Look through the data below. Pick out the lines holding the string "Phasic".
══════════
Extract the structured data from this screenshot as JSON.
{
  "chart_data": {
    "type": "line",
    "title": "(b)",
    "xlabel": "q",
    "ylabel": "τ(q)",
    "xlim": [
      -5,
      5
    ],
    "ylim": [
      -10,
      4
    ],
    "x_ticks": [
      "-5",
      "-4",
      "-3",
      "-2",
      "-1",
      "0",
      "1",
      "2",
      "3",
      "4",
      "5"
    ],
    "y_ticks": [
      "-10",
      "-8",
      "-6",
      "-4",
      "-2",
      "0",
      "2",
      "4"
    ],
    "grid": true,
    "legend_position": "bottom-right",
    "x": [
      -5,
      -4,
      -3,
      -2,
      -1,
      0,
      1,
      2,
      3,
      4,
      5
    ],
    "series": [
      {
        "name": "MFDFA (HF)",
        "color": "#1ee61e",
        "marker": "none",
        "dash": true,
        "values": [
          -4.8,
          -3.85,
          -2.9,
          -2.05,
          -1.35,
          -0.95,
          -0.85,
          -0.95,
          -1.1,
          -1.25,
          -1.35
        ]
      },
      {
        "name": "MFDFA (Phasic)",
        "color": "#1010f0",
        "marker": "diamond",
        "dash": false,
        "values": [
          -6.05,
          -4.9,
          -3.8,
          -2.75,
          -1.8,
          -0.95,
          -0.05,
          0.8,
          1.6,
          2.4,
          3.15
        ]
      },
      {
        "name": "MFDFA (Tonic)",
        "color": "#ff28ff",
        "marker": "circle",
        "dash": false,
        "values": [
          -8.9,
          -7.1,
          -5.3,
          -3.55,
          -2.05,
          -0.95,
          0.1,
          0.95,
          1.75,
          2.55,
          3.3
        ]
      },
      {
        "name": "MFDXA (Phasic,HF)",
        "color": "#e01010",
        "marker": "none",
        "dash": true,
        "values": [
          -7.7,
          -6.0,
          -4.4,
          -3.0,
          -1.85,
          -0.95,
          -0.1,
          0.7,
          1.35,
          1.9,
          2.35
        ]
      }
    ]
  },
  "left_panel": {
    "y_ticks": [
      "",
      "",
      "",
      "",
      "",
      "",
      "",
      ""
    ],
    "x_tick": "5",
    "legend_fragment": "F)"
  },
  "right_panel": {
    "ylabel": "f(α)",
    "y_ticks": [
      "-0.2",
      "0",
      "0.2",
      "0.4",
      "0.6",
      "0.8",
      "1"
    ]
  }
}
══════════
Completed task:
        "name": "MFDFA (Phasic)",
        "name": "MFDXA (Phasic,HF)",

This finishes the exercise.